• **Job**
Pull each line holding "icon" out of the entries below.

▬▬▬▬▬▬▬▬▬▬

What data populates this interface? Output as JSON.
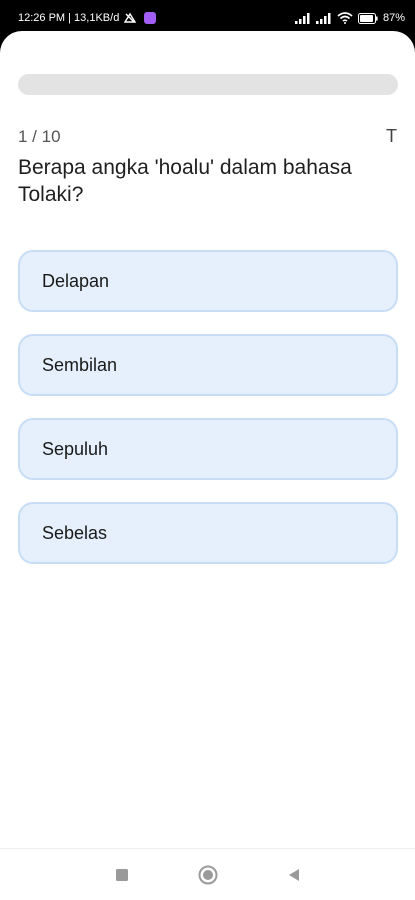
{
  "status_bar": {
    "time_network": "12:26 PM | 13,1KB/d",
    "battery": "87"
  },
  "quiz": {
    "counter": "1 / 10",
    "font_toggle": "T",
    "question": "Berapa angka 'hoalu' dalam bahasa Tolaki?",
    "progress_fraction": 0.0,
    "options": [
      "Delapan",
      "Sembilan",
      "Sepuluh",
      "Sebelas"
    ]
  },
  "nav": {
    "recents_icon": "square-icon",
    "home_icon": "circle-icon",
    "back_icon": "triangle-back-icon"
  },
  "colors": {
    "option_bg": "#e5f0fc",
    "option_border": "#c7ddf6",
    "progress_track": "#e3e3e3"
  }
}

▬▬▬▬▬▬▬▬▬▬

• **Worked answer**
    "recents_icon": "square-icon",
    "home_icon": "circle-icon",
    "back_icon": "triangle-back-icon"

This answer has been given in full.